> _Исходный текст_
╔══
Перейти к основному контенту

Людмила Улицкая: «Пишите, пишите! Это очень хорошее занятие»

Мы встречаемся в резиденции издательства «Галлимар». Именно с этим издательством в сознании французского читателя связано имя Людмилы Улицкой: 16 книг переведено и опубликовано, роман «Лестница Якова» и сборник пьес «Русское варенье и другое» появятся во французских книжных магазинах в марте.Звонок в дверь. Людмила Евгеньевна открывает: «Пойдемте, нам далеко идти». По поскрипывающему паркету проходим в просторную комнату. По стенам — шкафы, заполненные книгами из коллекции самого Гастона Галлимара. В помещении тепло, отчего температура за окном, неожиданно резко снизившаяся за прошедшие стуки, моментально стирается из памяти. Только дробь дождевых капель по подоконнику напоминает о том, что Париж, похоже, застрял в вечном ноябре, и что весна до него никак не доберется. 

Людмила Улицкая: «Я человек независимый, мне сама идея начальства неприятна, и я не хотела бы, чтобы у меня были подчиненные».
╚══
> _Задание 1_
Ответьте по тексту о встрече с Людмилой Улицкой:
(a) В резиденции какого издательства проходит встреча?
(b) Сколько книг Улицкой переведено и опубликовано этим издательством?
(c) Какая идея, по словам Улицкой, ей неприятна?
> _Задание 2_
Перескажите в тексте о встрече с Людмилой Улицкой абзац, начинающийся словами «Мы встречаемся в резиденции издательства», в виде краткого списка, сохранив главные факты.
> _Задание 3_
Перепишите из исходного текста без изменений фрагмент, который открывается словами «Перейти к основному» и заканчивается словами «до него никак не доберется.».

> _Записи набора данных разметки_
╔══
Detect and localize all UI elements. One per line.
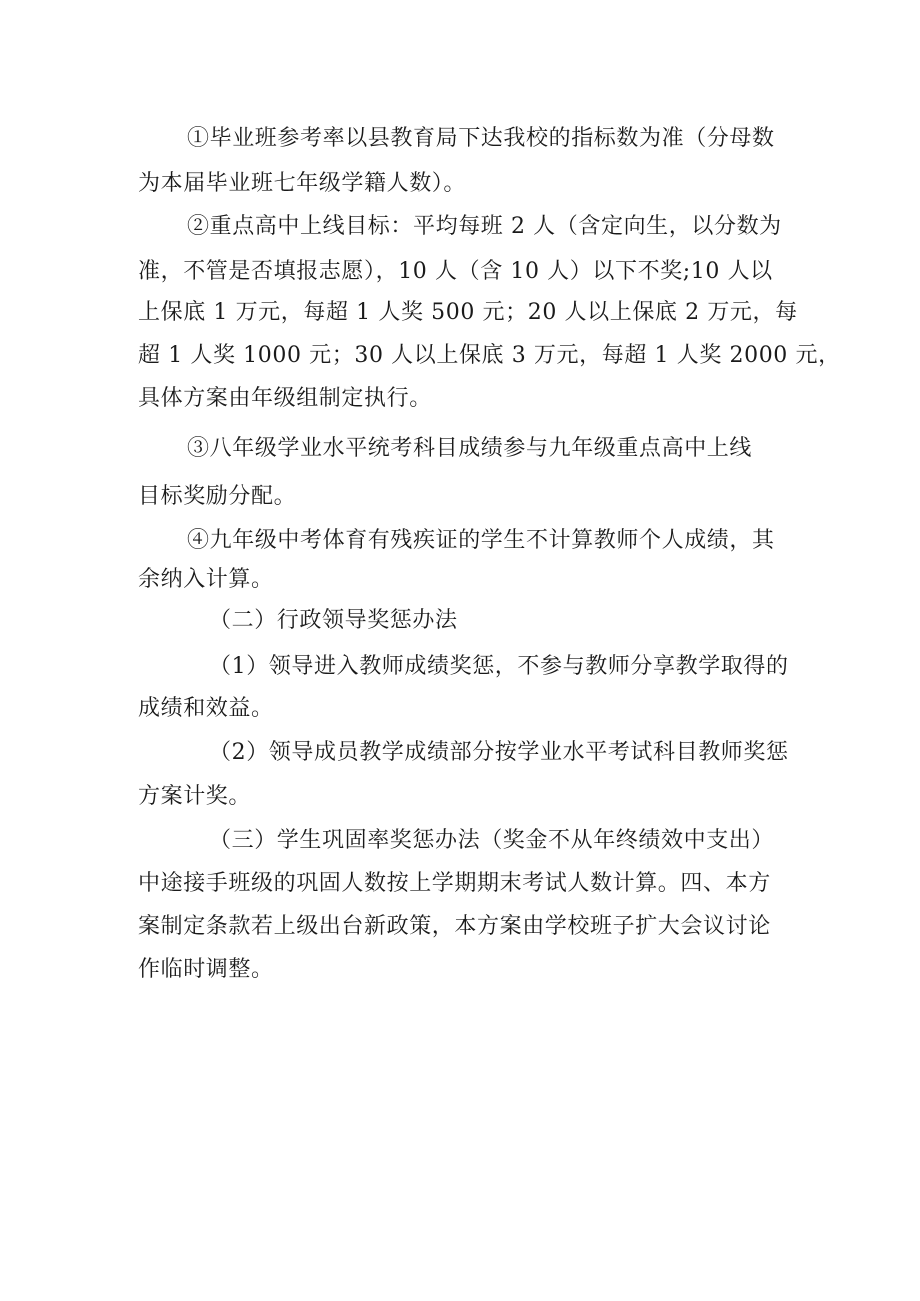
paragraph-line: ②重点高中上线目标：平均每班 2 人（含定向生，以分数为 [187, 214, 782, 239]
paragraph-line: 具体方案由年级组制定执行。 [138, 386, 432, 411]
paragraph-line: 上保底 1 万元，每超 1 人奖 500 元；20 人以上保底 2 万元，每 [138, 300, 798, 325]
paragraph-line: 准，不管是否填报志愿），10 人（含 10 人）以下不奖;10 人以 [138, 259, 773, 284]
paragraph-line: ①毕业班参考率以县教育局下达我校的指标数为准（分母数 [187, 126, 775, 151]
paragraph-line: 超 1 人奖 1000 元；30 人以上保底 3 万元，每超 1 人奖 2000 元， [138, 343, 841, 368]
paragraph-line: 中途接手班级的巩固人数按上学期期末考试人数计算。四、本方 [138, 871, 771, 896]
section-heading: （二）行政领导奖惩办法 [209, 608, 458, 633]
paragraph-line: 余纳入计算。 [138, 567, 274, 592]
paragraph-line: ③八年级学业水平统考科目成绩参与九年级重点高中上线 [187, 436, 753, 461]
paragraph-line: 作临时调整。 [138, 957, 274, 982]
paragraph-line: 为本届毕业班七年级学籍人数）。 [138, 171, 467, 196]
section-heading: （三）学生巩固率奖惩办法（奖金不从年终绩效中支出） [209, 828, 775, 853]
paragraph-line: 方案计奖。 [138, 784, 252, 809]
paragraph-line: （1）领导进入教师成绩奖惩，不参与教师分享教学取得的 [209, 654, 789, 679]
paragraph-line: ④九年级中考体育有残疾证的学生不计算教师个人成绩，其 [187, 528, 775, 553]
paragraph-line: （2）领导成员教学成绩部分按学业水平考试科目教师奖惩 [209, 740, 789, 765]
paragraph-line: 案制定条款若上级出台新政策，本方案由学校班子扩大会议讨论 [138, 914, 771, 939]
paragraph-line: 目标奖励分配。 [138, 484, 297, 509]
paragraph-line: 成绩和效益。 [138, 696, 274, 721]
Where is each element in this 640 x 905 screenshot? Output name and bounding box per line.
╚══
╔══
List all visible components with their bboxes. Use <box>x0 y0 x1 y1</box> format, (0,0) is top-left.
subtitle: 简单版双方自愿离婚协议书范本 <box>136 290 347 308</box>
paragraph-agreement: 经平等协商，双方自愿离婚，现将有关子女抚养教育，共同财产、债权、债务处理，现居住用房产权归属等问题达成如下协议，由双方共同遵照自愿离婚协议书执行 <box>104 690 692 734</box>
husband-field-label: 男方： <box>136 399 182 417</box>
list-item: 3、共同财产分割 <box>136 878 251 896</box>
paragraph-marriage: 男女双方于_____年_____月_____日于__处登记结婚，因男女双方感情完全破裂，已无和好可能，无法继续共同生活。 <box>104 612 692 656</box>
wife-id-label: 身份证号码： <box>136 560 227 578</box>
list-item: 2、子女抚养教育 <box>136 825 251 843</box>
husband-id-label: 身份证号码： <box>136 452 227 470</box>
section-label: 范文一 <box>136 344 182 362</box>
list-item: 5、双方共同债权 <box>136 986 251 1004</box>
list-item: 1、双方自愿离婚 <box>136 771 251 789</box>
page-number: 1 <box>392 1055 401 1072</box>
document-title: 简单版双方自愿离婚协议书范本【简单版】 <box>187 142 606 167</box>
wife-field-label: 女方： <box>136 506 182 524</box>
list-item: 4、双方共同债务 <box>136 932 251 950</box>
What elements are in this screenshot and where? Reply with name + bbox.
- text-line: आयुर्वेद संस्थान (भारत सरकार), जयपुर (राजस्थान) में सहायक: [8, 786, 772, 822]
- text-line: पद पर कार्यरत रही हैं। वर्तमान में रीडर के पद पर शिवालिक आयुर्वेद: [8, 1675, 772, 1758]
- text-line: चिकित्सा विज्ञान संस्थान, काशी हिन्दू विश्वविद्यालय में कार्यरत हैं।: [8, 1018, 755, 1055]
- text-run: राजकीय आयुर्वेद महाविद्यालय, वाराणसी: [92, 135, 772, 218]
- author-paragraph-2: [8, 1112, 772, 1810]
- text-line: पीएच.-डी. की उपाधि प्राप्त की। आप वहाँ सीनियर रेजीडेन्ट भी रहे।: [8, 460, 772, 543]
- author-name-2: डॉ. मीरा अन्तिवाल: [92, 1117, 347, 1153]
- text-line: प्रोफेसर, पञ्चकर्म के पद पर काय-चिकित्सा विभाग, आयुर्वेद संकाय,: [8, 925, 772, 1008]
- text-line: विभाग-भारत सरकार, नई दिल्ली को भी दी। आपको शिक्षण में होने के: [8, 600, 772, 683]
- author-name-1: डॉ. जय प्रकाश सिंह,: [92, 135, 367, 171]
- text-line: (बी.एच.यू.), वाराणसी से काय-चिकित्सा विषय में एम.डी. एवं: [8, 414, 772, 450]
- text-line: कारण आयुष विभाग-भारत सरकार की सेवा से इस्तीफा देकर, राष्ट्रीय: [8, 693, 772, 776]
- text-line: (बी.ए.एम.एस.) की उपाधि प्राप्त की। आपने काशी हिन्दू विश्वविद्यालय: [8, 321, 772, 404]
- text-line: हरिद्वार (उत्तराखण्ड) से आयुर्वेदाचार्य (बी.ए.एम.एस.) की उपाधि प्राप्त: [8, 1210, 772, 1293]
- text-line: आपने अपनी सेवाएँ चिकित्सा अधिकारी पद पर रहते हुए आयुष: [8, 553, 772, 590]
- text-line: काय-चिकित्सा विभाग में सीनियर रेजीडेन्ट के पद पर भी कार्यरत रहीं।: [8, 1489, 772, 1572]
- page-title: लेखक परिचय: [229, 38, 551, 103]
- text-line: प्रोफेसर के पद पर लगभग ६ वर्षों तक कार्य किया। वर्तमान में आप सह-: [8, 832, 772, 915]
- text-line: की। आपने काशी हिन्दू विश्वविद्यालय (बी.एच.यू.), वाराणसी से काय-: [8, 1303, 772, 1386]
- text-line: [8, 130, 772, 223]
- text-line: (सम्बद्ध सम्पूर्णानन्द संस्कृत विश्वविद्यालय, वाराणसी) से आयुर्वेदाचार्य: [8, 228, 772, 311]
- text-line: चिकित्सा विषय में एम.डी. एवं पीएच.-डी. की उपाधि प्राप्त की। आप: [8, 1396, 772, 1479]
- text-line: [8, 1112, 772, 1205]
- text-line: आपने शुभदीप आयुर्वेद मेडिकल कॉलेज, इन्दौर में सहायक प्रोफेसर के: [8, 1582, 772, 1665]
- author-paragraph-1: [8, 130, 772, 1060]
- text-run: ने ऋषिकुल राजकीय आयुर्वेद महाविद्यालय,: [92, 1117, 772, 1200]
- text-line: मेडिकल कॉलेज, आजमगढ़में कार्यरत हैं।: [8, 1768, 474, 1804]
╚══
> _Ответ к заданию 1_
(a) В резиденции издательства «Галлимар».
(b) 16 книг.
(c) Сама идея начальства.

> _Ответ к заданию 2_
- Встреча проходит в резиденции издательства «Галлимар».
- Французский читатель связывает имя Людмилы Улицкой именно с этим издательством: там переведено и опубликовано 16 её книг.
- В марте во французских книжных магазинах появятся роман «Лестница Якова» и сборник пьес «Русское варенье и другое».
- Людмила Евгеньевна открывает дверь и проводит в просторную комнату со шкафами, где стоят книги из коллекции Гастона Галлимара.
- В комнате тепло, хотя на улице резко похолодало. По подоконнику стучит дождь, и весна до Парижа никак не доберётся.

> _Ответ к заданию 3_
Перейти к основному контенту

Людмила Улицкая: «Пишите, пишите! Это очень хорошее занятие»

Мы встречаемся в резиденции издательства «Галлимар». Именно с этим издательством в сознании французского читателя связано имя Людмилы Улицкой: 16 книг переведено и опубликовано, роман «Лестница Якова» и сборник пьес «Русское варенье и другое» появятся во французских книжных магазинах в марте.Звонок в дверь. Людмила Евгеньевна открывает: «Пойдемте, нам далеко идти». По поскрипывающему паркету проходим в просторную комнату. По стенам — шкафы, заполненные книгами из коллекции самого Гастона Галлимара. В помещении тепло, отчего температура за окном, неожиданно резко снизившаяся за прошедшие стуки, моментально стирается из памяти. Только дробь дождевых капель по подоконнику напоминает о том, что Париж, похоже, застрял в вечном ноябре, и что весна до него никак не доберется.